_QUESTIONS_
**A)** In the text about Good Friday, how long before Jesus did the prophet Isaiah live?
**B)** Continue the text about Good Friday and the sacrificial lamb from its last sentence.

_EXTRACT TO READ_
The Christians commemorate the death of Jesus as Good Friday not because he was killed for treason. They celebrate the Good Friday because Jesus became the Lamb of God and took away their sins (Jn. 1: 29) with his sacrifice on the cross. (Heb. 9: 28) As the Psalmist says, "No man can buy his ransom or pay a price to God for his life." (Ps. 49: 7) The ransom of the man's soul is beyond him. "But God will ransom me from death and take my soul to himself," the Psalmist continues. (Ps. 49: 15) And for that purpose, God incarnated and became man, and was born of a woman. (Gal. 4: 4) He was named Jesus, the Messiah. (Lk. 2: 21) During his interrogation in the Pilate's court Jesus had confirmed, "My kingdom is not from this world. If my kingdom were from this world, my followers would be fighting to keep me from being handed over to the Jews." (Jn. 18:36)

Jesus is the fulfilment of all prophecies and prefigures in the Old Testament of the Bible. The prophet Isaiah, who lived some 800 years before Jesus, had said that Jesus would be "like a lamb that is led to be slaughtered." (Is. 53:7) And that is what happened on Good Friday. "He gave the governor no answer, not even to a single charge, so the governor was greatly amazed. (Mt. 27: 14) Again he was prefigured by the Passover lamb of the Jews. It was the blood of the lamb that freed the Jewish people from the slavery of Pharaoh, the king of Egypt. On the night the king Pharaoh ordered them to leave his country, Egypt, every Jewish family had killed a lamb as told by their leader, Moses and sprinkled its blood on their doorposts and that had spared them from death.

Seeing the blood the angel of God of the Bible had not entered the houses of Israelites and spared their firstborn but every firstborn of the Egyptians was struck down. (Ex. 12: 29) There was great mourning and wailing among the Egyptians. That was the final plague God sent against Pharaoh and that let him release the Israelites from his slavery. (Ex. 11: 1) Thereafter, every year on the eve of their exodus every Jewish family sacrificed an unblemished a year-old lamb in the temple of Jerusalem. And because Jesus knew no sin (2Cor. 5: 21), the true unblemished lamb was crucified and killed on the same day, became the true sacrificial lamb (1 Cor.5: 7), prefigured in Exodus, one of the first five books of the Bible.

_SUPPLIED ENTRIES_
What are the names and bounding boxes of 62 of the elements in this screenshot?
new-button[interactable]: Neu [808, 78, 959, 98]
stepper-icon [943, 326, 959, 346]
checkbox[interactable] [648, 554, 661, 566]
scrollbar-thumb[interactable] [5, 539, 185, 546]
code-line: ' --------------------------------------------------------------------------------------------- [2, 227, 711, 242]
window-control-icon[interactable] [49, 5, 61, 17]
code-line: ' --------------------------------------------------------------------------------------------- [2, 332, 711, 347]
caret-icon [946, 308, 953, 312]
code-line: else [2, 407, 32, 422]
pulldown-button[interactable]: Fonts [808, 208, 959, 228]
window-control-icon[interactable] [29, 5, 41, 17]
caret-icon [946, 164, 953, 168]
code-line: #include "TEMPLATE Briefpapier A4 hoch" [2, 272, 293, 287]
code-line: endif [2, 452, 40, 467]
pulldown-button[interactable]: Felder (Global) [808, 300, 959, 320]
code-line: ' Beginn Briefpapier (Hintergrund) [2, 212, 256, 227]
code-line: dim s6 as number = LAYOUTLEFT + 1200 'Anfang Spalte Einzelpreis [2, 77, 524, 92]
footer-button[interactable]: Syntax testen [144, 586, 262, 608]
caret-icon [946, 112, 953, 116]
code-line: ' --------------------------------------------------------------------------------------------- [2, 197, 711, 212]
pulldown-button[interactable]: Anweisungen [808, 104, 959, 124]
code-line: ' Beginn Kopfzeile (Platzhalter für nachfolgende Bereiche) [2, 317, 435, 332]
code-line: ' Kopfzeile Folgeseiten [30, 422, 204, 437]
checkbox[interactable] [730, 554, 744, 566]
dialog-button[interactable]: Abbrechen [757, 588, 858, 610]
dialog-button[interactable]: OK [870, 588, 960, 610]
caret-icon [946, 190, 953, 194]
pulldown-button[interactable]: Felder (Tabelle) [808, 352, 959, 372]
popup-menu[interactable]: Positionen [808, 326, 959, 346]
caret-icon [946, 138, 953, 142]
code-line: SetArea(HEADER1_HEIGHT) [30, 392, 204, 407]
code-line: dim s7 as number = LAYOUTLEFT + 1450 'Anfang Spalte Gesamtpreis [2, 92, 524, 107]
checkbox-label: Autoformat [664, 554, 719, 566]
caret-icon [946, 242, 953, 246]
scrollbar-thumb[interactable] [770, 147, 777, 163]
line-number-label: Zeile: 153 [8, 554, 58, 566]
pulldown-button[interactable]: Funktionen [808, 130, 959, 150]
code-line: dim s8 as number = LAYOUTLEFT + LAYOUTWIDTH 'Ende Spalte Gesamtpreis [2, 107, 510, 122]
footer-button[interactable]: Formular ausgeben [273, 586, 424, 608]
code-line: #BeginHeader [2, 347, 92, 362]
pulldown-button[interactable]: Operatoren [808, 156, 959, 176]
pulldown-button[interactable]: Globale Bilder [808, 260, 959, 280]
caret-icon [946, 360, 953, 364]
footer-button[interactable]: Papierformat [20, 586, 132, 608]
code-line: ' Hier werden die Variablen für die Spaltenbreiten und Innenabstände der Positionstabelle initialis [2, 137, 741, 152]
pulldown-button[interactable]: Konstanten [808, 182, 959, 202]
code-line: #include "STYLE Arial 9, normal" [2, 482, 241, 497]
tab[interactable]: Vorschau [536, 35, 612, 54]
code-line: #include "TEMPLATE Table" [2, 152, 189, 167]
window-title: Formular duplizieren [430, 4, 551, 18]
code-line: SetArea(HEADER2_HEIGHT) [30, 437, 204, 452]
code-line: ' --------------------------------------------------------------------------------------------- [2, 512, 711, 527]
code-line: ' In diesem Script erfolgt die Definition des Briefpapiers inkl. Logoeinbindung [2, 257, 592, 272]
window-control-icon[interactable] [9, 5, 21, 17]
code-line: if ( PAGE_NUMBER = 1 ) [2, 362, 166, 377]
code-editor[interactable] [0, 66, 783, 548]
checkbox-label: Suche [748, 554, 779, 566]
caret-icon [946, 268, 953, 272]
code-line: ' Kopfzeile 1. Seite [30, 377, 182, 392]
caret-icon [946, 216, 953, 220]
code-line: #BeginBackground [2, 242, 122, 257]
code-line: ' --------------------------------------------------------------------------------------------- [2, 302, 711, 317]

_ANSWERS PER TASK_
**A)** Some 800 years before Jesus.

**B)**
The Passover lamb of the Jews freed them from the earthly slavery of the Egyptians but Jesus the true Lamb of God frees his followers from the spiritual slavery of sin and death. (Rom. 8: 2) Just as the Passover lamb's applied blood caused the destroyer to pass over each household, Jesus' blood causes God's judgment to pass over sinners and gives life to the believers. (Rom. 6: 23) And as the first Passover was to be held in remembrance as an annual feast, so the Christians are to memorialize the Lord's death in communion until He returns. (1Cor. 11: 26) Thus it is for their spiritual well being that the Christians keep the Good Friday. With much fervour and devotion, they commemorate the 'Way of the Cross of Jesus and His death on the cross. They also venerate the Cross of Jesus on that day.

Jesus was in the form of God but he emptied himself and had taken the form of a man. (Phil. 2: 6-8) As a man, he died on the cross but as God, he rose from the dead on the third day, i.e. on Sunday, the first day of the week. (Lk. 24: 1) The followers of Jesus Christ all over the world celebrate it as Easter Sunday, the feast day of Jesus' resurrection. Jesus has conquered death; he is the Death Conqueror. The 'Good Friday' is meaningful only because of Easter Sunday. Saint Paul, a converted Pharisee to Christianity from Judaism says that death has been swallowed up in victory through the Lord Jesus Christ. (1cor. 15: 54-56) "Through him, God was pleased to reconcile to himself all the things, whether on earth or in heaven, by making peace through the blood of his cross." (Col. 1: 20) Thus the 'Good Friday' is a salvific event and the cross is a symbol of life eternal.